[Stored data]
>> START

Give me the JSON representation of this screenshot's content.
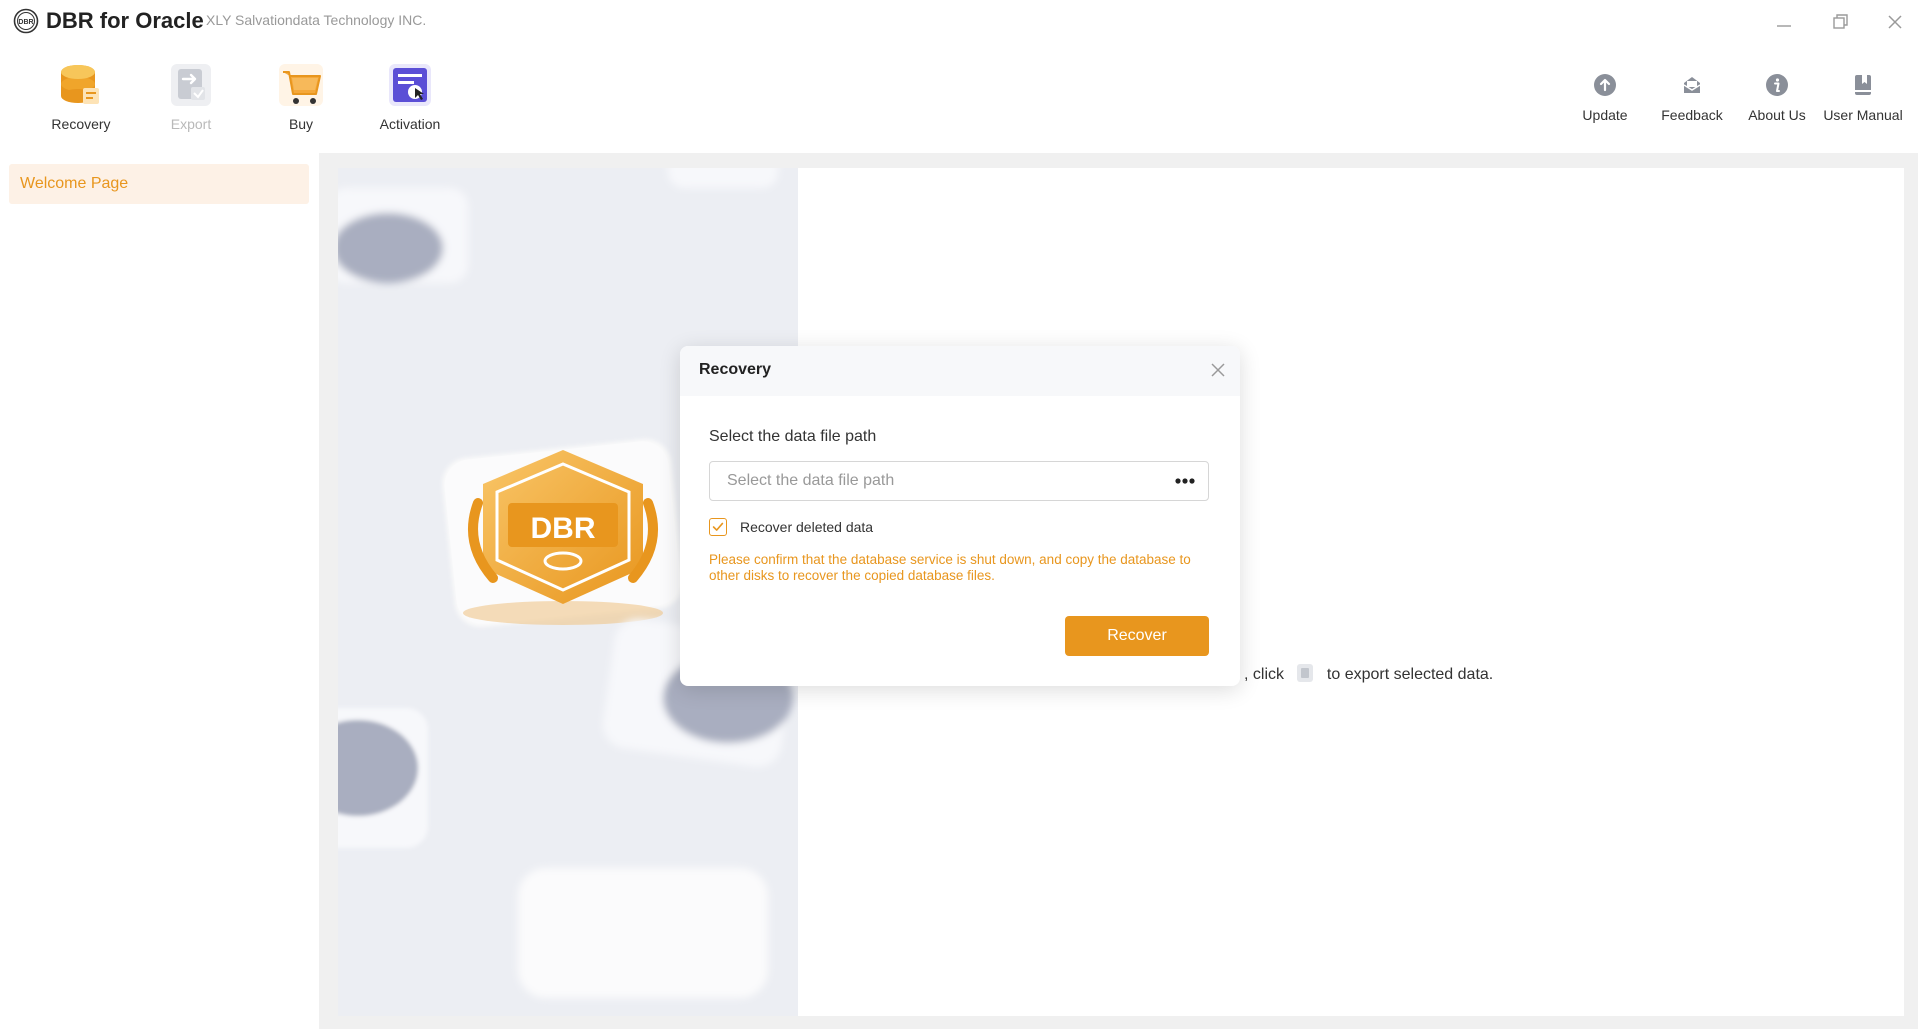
{
  "app": {
    "title": "DBR for Oracle",
    "company": "XLY Salvationdata Technology INC.",
    "logo_text": "DBR"
  },
  "window_controls": {
    "minimize_icon": "minimize-icon",
    "restore_icon": "restore-icon",
    "close_icon": "close-icon"
  },
  "toolbar": {
    "recovery_label": "Recovery",
    "export_label": "Export",
    "buy_label": "Buy",
    "activation_label": "Activation"
  },
  "right_toolbar": {
    "update_label": "Update",
    "feedback_label": "Feedback",
    "about_label": "About Us",
    "manual_label": "User Manual"
  },
  "sidebar": {
    "items": [
      {
        "label": "Welcome Page",
        "active": true
      }
    ]
  },
  "main": {
    "illustration_badge_text": "DBR",
    "hint_click": ", click",
    "hint_tail": "to export selected data."
  },
  "dialog": {
    "title": "Recovery",
    "path_label": "Select the data file path",
    "path_placeholder": "Select the data file path",
    "path_value": "",
    "checkbox_label": "Recover deleted data",
    "checkbox_checked": true,
    "warning": "Please confirm that the database service is shut down, and copy the database to other disks to recover the copied database files.",
    "recover_button": "Recover"
  },
  "colors": {
    "accent": "#e8961e",
    "active_bg": "#fdf1e6",
    "activation_icon": "#5b4fd6",
    "disabled_text": "#b9b9b9",
    "icon_gray": "#8a8f99"
  }
}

>> END

> _Task goal_
What comes back should match the records exactly, minus any pictures.

> _Written reply_
Give me the JSON representation of this screenshot's content.
{
  "app": {
    "title": "DBR for Oracle",
    "company": "XLY Salvationdata Technology INC.",
    "logo_text": "DBR"
  },
  "window_controls": {
    "minimize_icon": "minimize-icon",
    "restore_icon": "restore-icon",
    "close_icon": "close-icon"
  },
  "toolbar": {
    "recovery_label": "Recovery",
    "export_label": "Export",
    "buy_label": "Buy",
    "activation_label": "Activation"
  },
  "right_toolbar": {
    "update_label": "Update",
    "feedback_label": "Feedback",
    "about_label": "About Us",
    "manual_label": "User Manual"
  },
  "sidebar": {
    "items": [
      {
        "label": "Welcome Page",
        "active": true
      }
    ]
  },
  "main": {
    "illustration_badge_text": "DBR",
    "hint_click": ", click",
    "hint_tail": "to export selected data."
  },
  "dialog": {
    "title": "Recovery",
    "path_label": "Select the data file path",
    "path_placeholder": "Select the data file path",
    "path_value": "",
    "checkbox_label": "Recover deleted data",
    "checkbox_checked": true,
    "warning": "Please confirm that the database service is shut down, and copy the database to other disks to recover the copied database files.",
    "recover_button": "Recover"
  },
  "colors": {
    "accent": "#e8961e",
    "active_bg": "#fdf1e6",
    "activation_icon": "#5b4fd6",
    "disabled_text": "#b9b9b9",
    "icon_gray": "#8a8f99"
  }
}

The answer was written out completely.